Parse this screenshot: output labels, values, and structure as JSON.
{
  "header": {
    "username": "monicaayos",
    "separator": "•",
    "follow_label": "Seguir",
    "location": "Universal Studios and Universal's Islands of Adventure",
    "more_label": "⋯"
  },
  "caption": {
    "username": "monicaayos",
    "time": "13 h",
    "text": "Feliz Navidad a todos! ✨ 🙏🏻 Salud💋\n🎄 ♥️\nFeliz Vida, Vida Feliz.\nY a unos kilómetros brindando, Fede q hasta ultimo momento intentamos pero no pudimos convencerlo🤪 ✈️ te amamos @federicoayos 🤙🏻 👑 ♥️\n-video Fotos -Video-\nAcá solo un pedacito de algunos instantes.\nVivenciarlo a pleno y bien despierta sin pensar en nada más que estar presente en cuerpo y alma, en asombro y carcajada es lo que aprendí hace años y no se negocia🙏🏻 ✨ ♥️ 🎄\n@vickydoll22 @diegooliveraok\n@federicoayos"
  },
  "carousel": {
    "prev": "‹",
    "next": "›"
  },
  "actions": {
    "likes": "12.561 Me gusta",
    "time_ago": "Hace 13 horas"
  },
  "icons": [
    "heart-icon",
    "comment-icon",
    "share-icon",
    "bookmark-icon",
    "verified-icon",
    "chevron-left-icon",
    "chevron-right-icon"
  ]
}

———

Print the whole listing exactly as it is.

REPLY:
Parse this screenshot: output labels, values, and structure as JSON.
{
  "header": {
    "username": "monicaayos",
    "separator": "•",
    "follow_label": "Seguir",
    "location": "Universal Studios and Universal's Islands of Adventure",
    "more_label": "⋯"
  },
  "caption": {
    "username": "monicaayos",
    "time": "13 h",
    "text": "Feliz Navidad a todos! ✨ 🙏🏻 Salud💋\n🎄 ♥️\nFeliz Vida, Vida Feliz.\nY a unos kilómetros brindando, Fede q hasta ultimo momento intentamos pero no pudimos convencerlo🤪 ✈️ te amamos @federicoayos 🤙🏻 👑 ♥️\n-video Fotos -Video-\nAcá solo un pedacito de algunos instantes.\nVivenciarlo a pleno y bien despierta sin pensar en nada más que estar presente en cuerpo y alma, en asombro y carcajada es lo que aprendí hace años y no se negocia🙏🏻 ✨ ♥️ 🎄\n@vickydoll22 @diegooliveraok\n@federicoayos"
  },
  "carousel": {
    "prev": "‹",
    "next": "›"
  },
  "actions": {
    "likes": "12.561 Me gusta",
    "time_ago": "Hace 13 horas"
  },
  "icons": [
    "heart-icon",
    "comment-icon",
    "share-icon",
    "bookmark-icon",
    "verified-icon",
    "chevron-left-icon",
    "chevron-right-icon"
  ]
}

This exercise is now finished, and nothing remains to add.